***** Selected passage *****

Everyone experiences moments when the chips are down. Some people react forcefully and some people fold under the pressure.
This is the moment a player realizes either that his hand is the weaker hand or he is simply unwilling to find out if the opponent is bluffing. Poker players fold before the flop at least 70% of the time. So, folding is not a shameful tactic; in fact, it is the best tactic most of the time.
Folding can lead to derision when a player stays in a hand too long only to fold in the face of a large bet. In business negotiations, one side might fold when the other side “ups the ante”.
Up the Ante
This is an excellent example of how words and terms enter common use even in somewhat different form than the original. In poker, we might up the ante in a friendly neighborhood game from five cents to a dime. In business terms, it means to add some demand in negotiations.
A businessperson might up the ante only months after the negotiations started.

***** Dataset entries *****

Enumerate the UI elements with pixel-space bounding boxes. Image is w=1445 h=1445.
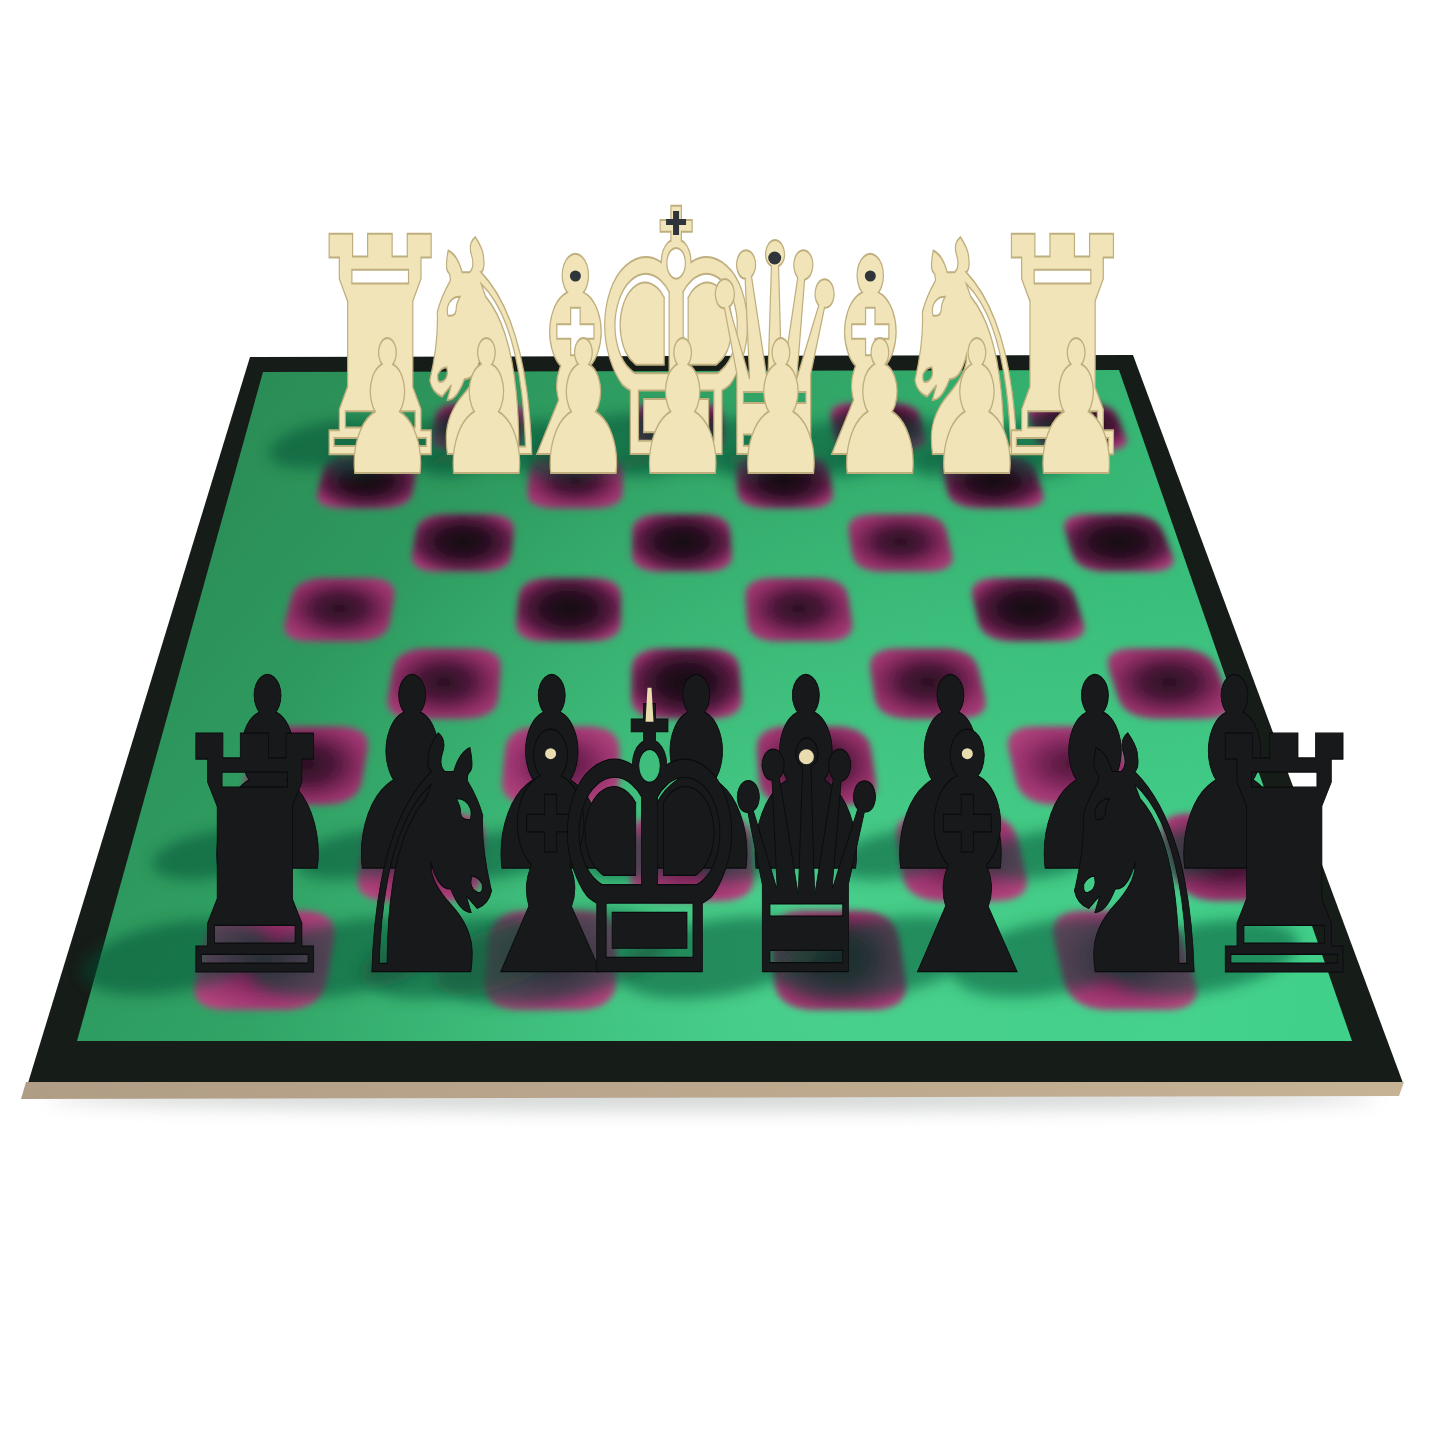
chessboard: ♜♞♝♚♛♝♞♜♟♟♟♟♟♟♟♟♟♟♟♟♟♟♟♟♜♞♝♚♛♝♞♜ (0, 0, 1445, 1445)
finial-white-bishop-tip (865, 271, 876, 282)
piece-black-rook-a8[interactable]: ♜ (1190, 668, 1378, 1049)
piece-white-pawn-a2[interactable]: ♟ (1026, 301, 1126, 517)
piece-white-pawn-g2[interactable]: ♟ (437, 301, 537, 517)
piece-black-rook-h8[interactable]: ♜ (161, 668, 349, 1049)
piece-white-pawn-d2[interactable]: ♟ (731, 301, 831, 517)
piece-white-pawn-f2[interactable]: ♟ (534, 301, 634, 517)
piece-white-pawn-h2[interactable]: ♟ (338, 301, 438, 517)
photo-scene: ♜♞♝♚♛♝♞♜♟♟♟♟♟♟♟♟♟♟♟♟♟♟♟♟♜♞♝♚♛♝♞♜ Overhea… (0, 0, 1445, 1445)
piece-black-queen-d8[interactable]: ♛ (715, 675, 899, 1047)
finial-black-queen-ball (799, 749, 814, 764)
piece-white-pawn-e2[interactable]: ♟ (633, 301, 733, 517)
finial-white-queen-ball (768, 252, 781, 265)
finial-black-bishop-tip (962, 748, 973, 759)
piece-white-pawn-b2[interactable]: ♟ (927, 301, 1027, 517)
piece-black-bishop-c8[interactable]: ♝ (872, 663, 1062, 1050)
piece-white-pawn-c2[interactable]: ♟ (830, 301, 930, 517)
finial-white-bishop-tip (570, 271, 581, 282)
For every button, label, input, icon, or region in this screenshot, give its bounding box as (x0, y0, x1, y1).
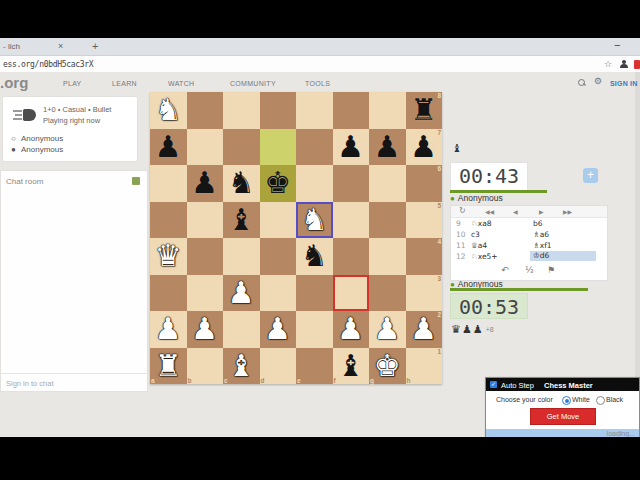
file-label: c (224, 377, 228, 384)
square-e7[interactable] (296, 129, 333, 166)
square-d6[interactable]: ♚ (260, 165, 297, 202)
move-row: 12 ♘xe5+ ♔d6 (451, 251, 607, 262)
prev-move-icon[interactable]: ◀ (513, 208, 518, 215)
tab-close-icon[interactable]: × (58, 41, 63, 51)
white-pawn-d2[interactable]: ♟ (260, 310, 297, 347)
url-text[interactable]: ess.org/n0bdH5cac3rX (3, 60, 93, 69)
black-king-d6[interactable]: ♚ (260, 164, 297, 201)
chat-toggle[interactable] (132, 177, 140, 185)
chat-title: Chat room (6, 177, 43, 186)
browser-window: - lich × + − ess.org/n0bdH5cac3rX ☆ .org… (0, 38, 640, 437)
file-label: g (370, 377, 374, 384)
rank-label: 1 (437, 348, 441, 355)
site-header: .org PLAY LEARN WATCH COMMUNITY TOOLS ⚙ … (0, 72, 640, 94)
clock-white: 00:53 (450, 293, 528, 319)
captured-queen: ♛ (451, 323, 461, 336)
replay-controls: ↻ ◀◀ ◀ ▶ ▶▶ (451, 206, 607, 218)
square-a3[interactable] (150, 275, 187, 312)
takeback-icon[interactable]: ↶ (501, 265, 509, 275)
square-b3[interactable] (187, 275, 224, 312)
move-white[interactable]: ♕a4 (471, 241, 529, 250)
square-c2[interactable] (223, 311, 260, 348)
square-a1[interactable]: ♜a (150, 348, 187, 385)
chess-master-extension-panel: ✓ Auto Step Chess Master Choose your col… (485, 377, 640, 437)
square-c8[interactable] (223, 92, 260, 129)
black-knight-c6[interactable]: ♞ (223, 164, 260, 201)
captured-tray-white: ♛♟♟+8 (451, 319, 494, 331)
move-number: 9 (456, 219, 461, 228)
square-f1[interactable]: ♝f (333, 348, 370, 385)
flip-board-icon[interactable]: ↻ (459, 206, 466, 215)
black-pawn-a7[interactable]: ♟ (150, 128, 187, 165)
captured-pawn: ♟ (462, 323, 472, 336)
square-d3[interactable] (260, 275, 297, 312)
square-f6[interactable] (333, 165, 370, 202)
black-pawn-f7[interactable]: ♟ (333, 128, 370, 165)
square-e2[interactable] (296, 311, 333, 348)
square-h6[interactable]: 6 (406, 165, 443, 202)
square-h8[interactable]: ♜8 (406, 92, 443, 129)
file-label: b (188, 377, 192, 384)
square-g2[interactable]: ♟ (369, 311, 406, 348)
move-black[interactable]: ♗xf1 (533, 241, 593, 250)
player-name: Anonymous (21, 145, 63, 154)
black-knight-e4[interactable]: ♞ (296, 237, 333, 274)
square-f4[interactable] (333, 238, 370, 275)
file-label: e (297, 377, 301, 384)
file-label: f (334, 377, 336, 384)
extension-titlebar: ✓ Auto Step Chess Master (486, 378, 639, 391)
move-white[interactable]: ♘xe5+ (471, 252, 529, 261)
white-pawn-g2[interactable]: ♟ (369, 310, 406, 347)
give-time-button[interactable]: + (583, 168, 598, 183)
black-bishop-f1[interactable]: ♝ (333, 347, 370, 384)
white-knight-a8[interactable]: ♞ (150, 91, 187, 128)
search-icon[interactable] (578, 79, 586, 87)
file-label: h (407, 377, 411, 384)
square-h5[interactable]: 5 (406, 202, 443, 239)
draw-offer-icon[interactable]: ½ (525, 265, 534, 275)
clock-white-time: 00:53 (451, 295, 527, 319)
nav-community[interactable]: COMMUNITY (230, 80, 276, 87)
captured-pawn: ♟ (473, 323, 483, 336)
tab-bar: - lich × + − (0, 38, 640, 56)
square-g8[interactable] (369, 92, 406, 129)
player-name: Anonymous (21, 134, 63, 143)
white-knight-e5[interactable]: ♞ (296, 201, 333, 238)
white-king-g1[interactable]: ♚ (369, 347, 406, 384)
square-h7[interactable]: ♟7 (406, 129, 443, 166)
chat-input-row[interactable]: Sign in to chat (1, 373, 147, 392)
white-pawn-f2[interactable]: ♟ (333, 310, 370, 347)
move-black[interactable]: b6 (533, 219, 593, 228)
white-rook-a1[interactable]: ♜ (150, 347, 187, 384)
square-f7[interactable]: ♟ (333, 129, 370, 166)
square-d4[interactable] (260, 238, 297, 275)
clock-black-time: 00:43 (451, 164, 527, 188)
radio-black-label[interactable]: Black (606, 396, 623, 403)
rank-label: 3 (437, 275, 441, 282)
move-white[interactable]: c3 (471, 230, 529, 239)
rank-label: 4 (437, 238, 441, 245)
white-pawn-b2[interactable]: ♟ (187, 310, 224, 347)
square-g6[interactable] (369, 165, 406, 202)
bullet-icon (13, 107, 37, 123)
clock-black: 00:43 (450, 162, 528, 191)
square-e1[interactable]: e (296, 348, 333, 385)
nav-tools[interactable]: TOOLS (305, 80, 330, 87)
bookmark-star-icon[interactable]: ☆ (604, 59, 612, 69)
loading-status: loading... (607, 430, 635, 437)
captured-bishop: ♝ (452, 142, 462, 155)
square-b2[interactable]: ♟ (187, 311, 224, 348)
nav-play[interactable]: PLAY (63, 80, 82, 87)
radio-white[interactable] (562, 396, 571, 405)
url-bar[interactable]: ess.org/n0bdH5cac3rX ☆ (0, 56, 640, 73)
game-status: Playing right now (43, 116, 100, 125)
square-c7[interactable] (223, 129, 260, 166)
square-d5[interactable] (260, 202, 297, 239)
player-black-row: ●Anonymous (450, 193, 503, 203)
meta-player-black: ●Anonymous (11, 145, 63, 154)
square-b7[interactable] (187, 129, 224, 166)
move-row: 11 ♕a4 ♗xf1 (451, 240, 607, 251)
move-list-panel: ↻ ◀◀ ◀ ▶ ▶▶ 9 ♘xa8 b6 10 c3 ♗a6 11 ♕a4 ♗… (450, 205, 608, 281)
square-a6[interactable] (150, 165, 187, 202)
black-bishop-c5[interactable]: ♝ (223, 201, 260, 238)
square-a2[interactable]: ♟ (150, 311, 187, 348)
square-c5[interactable]: ♝ (223, 202, 260, 239)
first-move-icon[interactable]: ◀◀ (485, 208, 494, 215)
square-h3[interactable]: 3 (406, 275, 443, 312)
black-pawn-b6[interactable]: ♟ (187, 164, 224, 201)
square-f8[interactable] (333, 92, 370, 129)
lichess-page: .org PLAY LEARN WATCH COMMUNITY TOOLS ⚙ … (0, 72, 640, 437)
chat-input-placeholder[interactable]: Sign in to chat (6, 379, 54, 388)
auto-step-label: Auto Step (501, 381, 534, 390)
move-row: 10 c3 ♗a6 (451, 229, 607, 240)
black-marker: ● (11, 145, 21, 154)
move-number: 10 (456, 230, 466, 239)
sign-in-button[interactable]: SIGN IN (610, 80, 637, 87)
rank-label: 7 (437, 129, 441, 136)
radio-white-label[interactable]: White (572, 396, 590, 403)
file-label: a (151, 377, 155, 384)
game-meta-card: 1+0 • Casual • Bullet Playing right now … (2, 96, 138, 162)
black-pawn-g7[interactable]: ♟ (369, 128, 406, 165)
move-row: 9 ♘xa8 b6 (451, 218, 607, 229)
online-dot: ● (450, 194, 455, 203)
chat-panel: Chat room Sign in to chat (0, 170, 148, 392)
square-b4[interactable] (187, 238, 224, 275)
square-g5[interactable] (369, 202, 406, 239)
player-black-name[interactable]: Anonymous (458, 193, 503, 203)
square-h2[interactable]: ♟2 (406, 311, 443, 348)
square-a8[interactable]: ♞ (150, 92, 187, 129)
white-bishop-c1[interactable]: ♝ (223, 347, 260, 384)
square-g4[interactable] (369, 238, 406, 275)
square-a5[interactable] (150, 202, 187, 239)
extension-title: Chess Master (544, 381, 593, 390)
captured-tray-black: ♝ (452, 141, 463, 155)
square-d2[interactable]: ♟ (260, 311, 297, 348)
extension-status-bar: loading... (486, 429, 639, 437)
white-pawn-a2[interactable]: ♟ (150, 310, 187, 347)
move-black-current[interactable]: ♔d6 (530, 251, 596, 261)
square-c6[interactable]: ♞ (223, 165, 260, 202)
square-g7[interactable]: ♟ (369, 129, 406, 166)
game-time-control: 1+0 • Casual • Bullet (43, 105, 111, 114)
next-move-icon[interactable]: ▶ (539, 208, 544, 215)
move-number: 12 (456, 252, 466, 261)
move-black[interactable]: ♗a6 (533, 230, 593, 239)
auto-step-checkbox[interactable]: ✓ (490, 381, 497, 388)
last-move-icon[interactable]: ▶▶ (563, 208, 572, 215)
minimize-button[interactable]: − (614, 39, 620, 51)
rank-label: 5 (437, 202, 441, 209)
nav-watch[interactable]: WATCH (168, 80, 194, 87)
profile-icon[interactable] (620, 60, 628, 68)
square-d8[interactable] (260, 92, 297, 129)
square-f3[interactable] (333, 275, 370, 312)
lichess-logo[interactable]: .org (0, 74, 28, 91)
rank-label: 8 (437, 92, 441, 99)
square-h1[interactable]: 1h (406, 348, 443, 385)
square-c3[interactable]: ♟ (223, 275, 260, 312)
chess-board: ♞♜8♟♟♟♟7♟♞♚6♝♞5♛♞4♟3♟♟♟♟♟♟2♜ab♝cde♝f♚g1h (150, 92, 442, 384)
square-e3[interactable] (296, 275, 333, 312)
square-b6[interactable]: ♟ (187, 165, 224, 202)
square-b5[interactable] (187, 202, 224, 239)
square-e6[interactable] (296, 165, 333, 202)
white-pawn-c3[interactable]: ♟ (223, 274, 260, 311)
radio-black[interactable] (596, 396, 605, 405)
square-f5[interactable] (333, 202, 370, 239)
square-c4[interactable] (223, 238, 260, 275)
meta-player-white: ○Anonymous (11, 134, 63, 143)
move-number: 11 (456, 241, 466, 250)
rank-label: 6 (437, 165, 441, 172)
game-actions: ↶ ½ ⚑ (451, 263, 607, 279)
move-white[interactable]: ♘xa8 (471, 219, 529, 228)
file-label: d (261, 377, 265, 384)
square-e8[interactable] (296, 92, 333, 129)
tab-title[interactable]: - lich (3, 42, 20, 51)
material-advantage: +8 (486, 326, 494, 333)
square-g3[interactable] (369, 275, 406, 312)
square-a7[interactable]: ♟ (150, 129, 187, 166)
square-h4[interactable]: 4 (406, 238, 443, 275)
square-a4[interactable]: ♛ (150, 238, 187, 275)
square-e5[interactable]: ♞ (296, 202, 333, 239)
square-b1[interactable]: b (187, 348, 224, 385)
resign-flag-icon[interactable]: ⚑ (547, 265, 555, 275)
extension-icon[interactable] (634, 60, 640, 69)
square-c1[interactable]: ♝c (223, 348, 260, 385)
gear-icon[interactable]: ⚙ (594, 76, 602, 86)
square-b8[interactable] (187, 92, 224, 129)
white-marker: ○ (11, 134, 21, 143)
square-d1[interactable]: d (260, 348, 297, 385)
square-f2[interactable]: ♟ (333, 311, 370, 348)
new-tab-button[interactable]: + (92, 40, 98, 52)
square-d7[interactable] (260, 129, 297, 166)
square-g1[interactable]: ♚g (369, 348, 406, 385)
rank-label: 2 (437, 311, 441, 318)
white-queen-a4[interactable]: ♛ (150, 237, 187, 274)
get-move-button[interactable]: Get Move (530, 408, 596, 425)
time-bar-white (450, 288, 588, 291)
nav-learn[interactable]: LEARN (112, 80, 137, 87)
color-prompt: Choose your color (496, 396, 553, 403)
square-e4[interactable]: ♞ (296, 238, 333, 275)
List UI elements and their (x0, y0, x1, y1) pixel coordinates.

*****

▶ [Task requirements]:
1 - The passage on poker terms uses some poker expressions to describe situations outside a card game. List every such expression.
2 - According to the passage on poker terms, how often do poker players fold before the flop?
3 - Continue the passage on poker terms from its final sentence.

▶ [Answers in order]:
1 -
- when the chips are down
- fold
- up the ante

2 - They fold before the flop at least 70% of the time.

3 -
Stack the Deck
This is one of the most under-handed things poker players can do. In everyday use, it mostly refers to inter-personal or political matters in which one side has contrived to set the rules or to change the rules so as to favor their side in a dramatic fashion.
One of the reasons American politics have become so contentious is because everyone is accusing everyone else of stacking the deck against them.
This ubiquitous term comes from the blue chips at the poker table which represented the highest denomination. Today, a blue chip stock is stock in a top level company, a blue chip athlete is one at or near the top of his or her sport, and a blue chip idea is one that has or may soon be accepted worldwide.
Poker is a blue chip game not only in the challenges it represents but also in the many words and terms it gives to the language.